:: PROBLEM REQUIREMENTS ::
From the listing below, pull out every line where the string "Edificio" appears.

:: PROVIDED MATERIAL ::
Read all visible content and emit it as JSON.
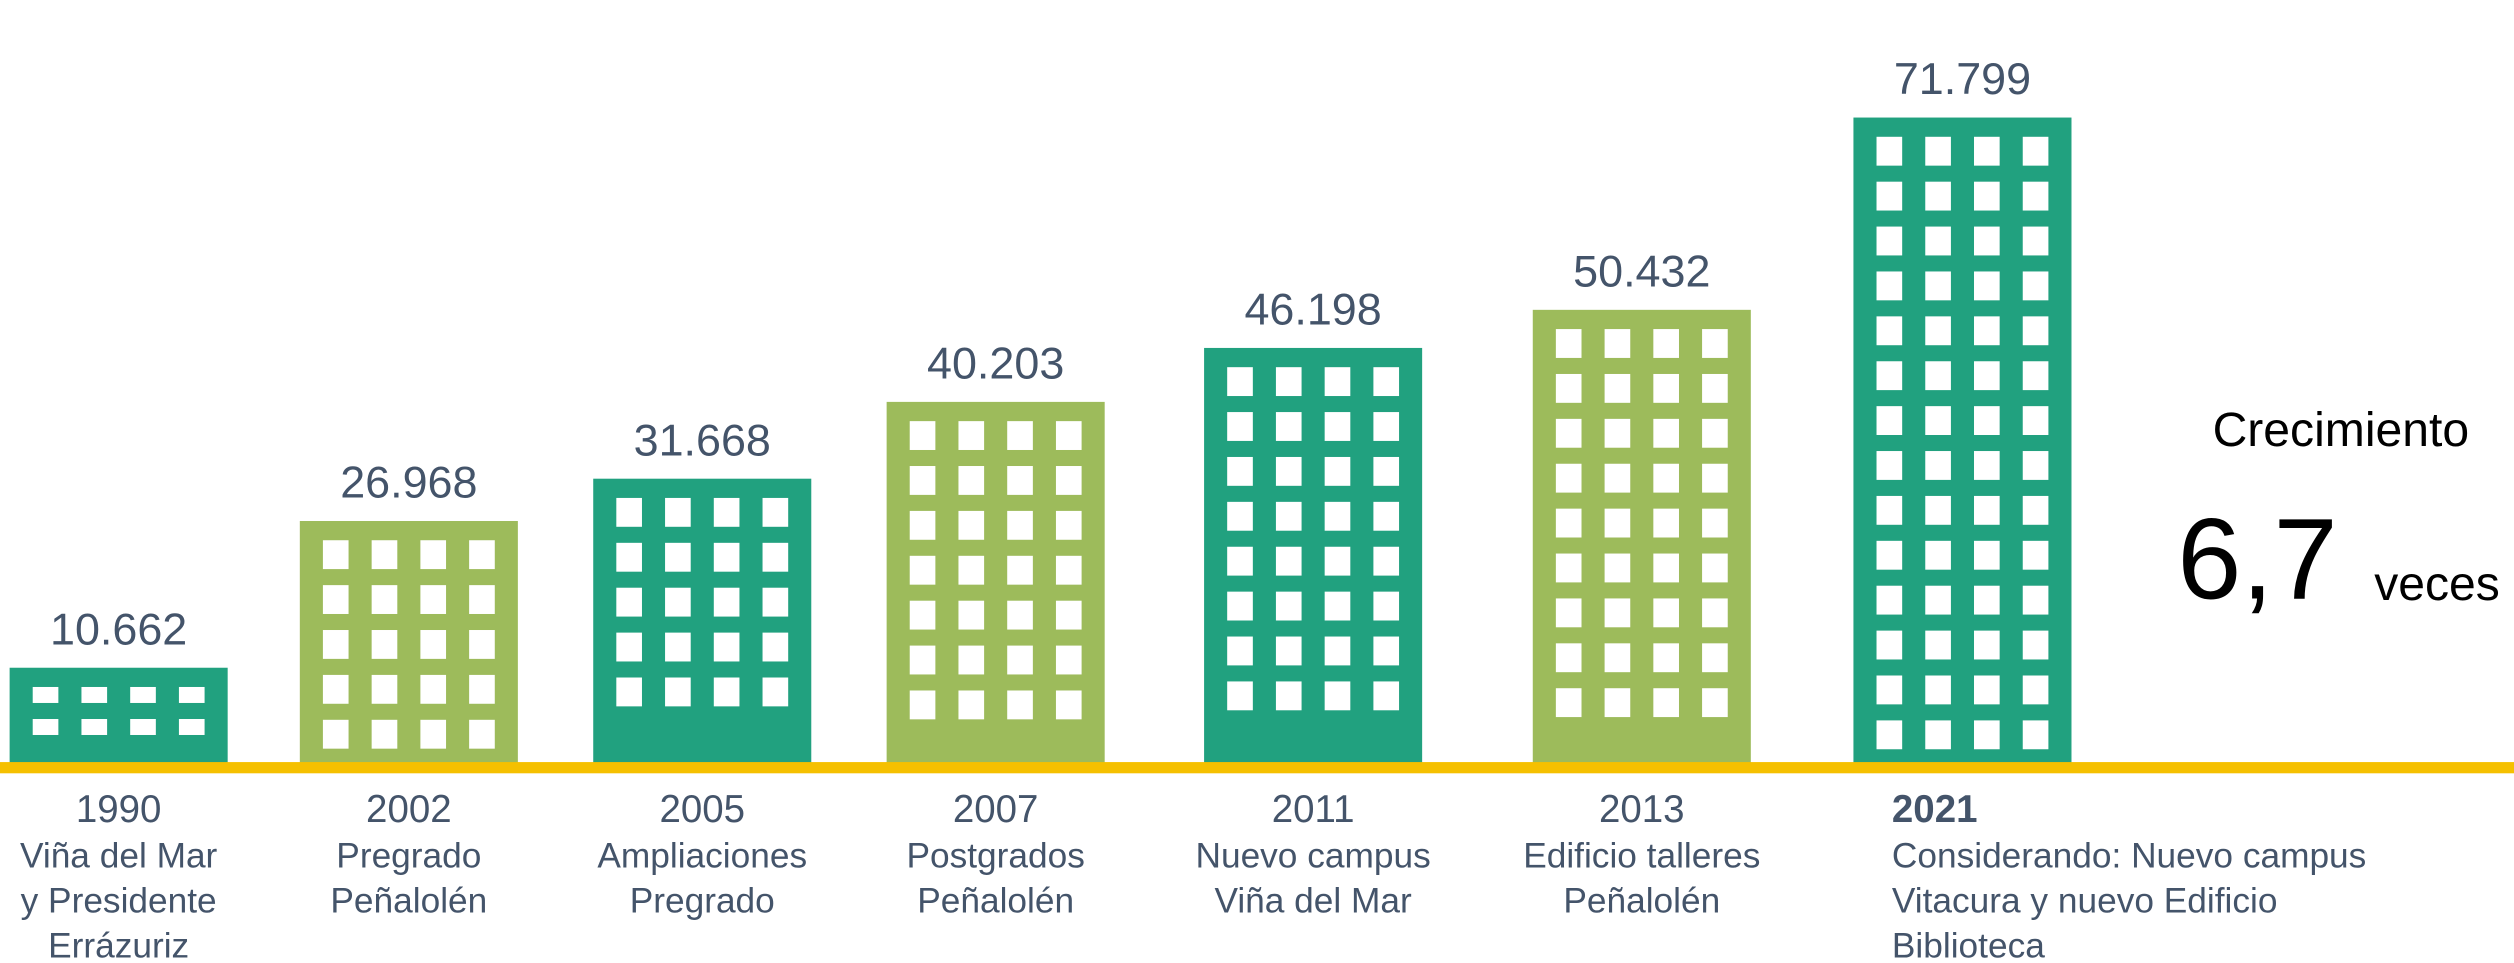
{
  "chart_data": {
    "type": "bar",
    "categories": [
      "1990",
      "2002",
      "2005",
      "2007",
      "2011",
      "2013",
      "2021"
    ],
    "descriptions": [
      [
        "Viña del Mar",
        "y Presidente",
        "Errázuriz"
      ],
      [
        "Pregrado",
        "Peñalolén"
      ],
      [
        "Ampliaciones",
        "Pregrado"
      ],
      [
        "Postgrados",
        "Peñalolén"
      ],
      [
        "Nuevo campus",
        "Viña del Mar"
      ],
      [
        "Edificio talleres",
        "Peñalolén"
      ],
      [
        "Considerando: Nuevo campus",
        "Vitacura y nuevo Edificio",
        "Biblioteca"
      ]
    ],
    "values": [
      10662,
      26968,
      31668,
      40203,
      46198,
      50432,
      71799
    ],
    "value_labels": [
      "10.662",
      "26.968",
      "31.668",
      "40.203",
      "46.198",
      "50.432",
      "71.799"
    ],
    "colors": [
      "#21a17f",
      "#9dbb5b",
      "#21a17f",
      "#9dbb5b",
      "#21a17f",
      "#9dbb5b",
      "#21a17f"
    ],
    "baseline_color": "#f5c000",
    "growth": {
      "title": "Crecimiento",
      "value_label": "6,7",
      "unit": "veces"
    }
  }
}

:: RESULT OF THE EXERCISE ::
        "Edificio talleres",
        "Vitacura y nuevo Edificio",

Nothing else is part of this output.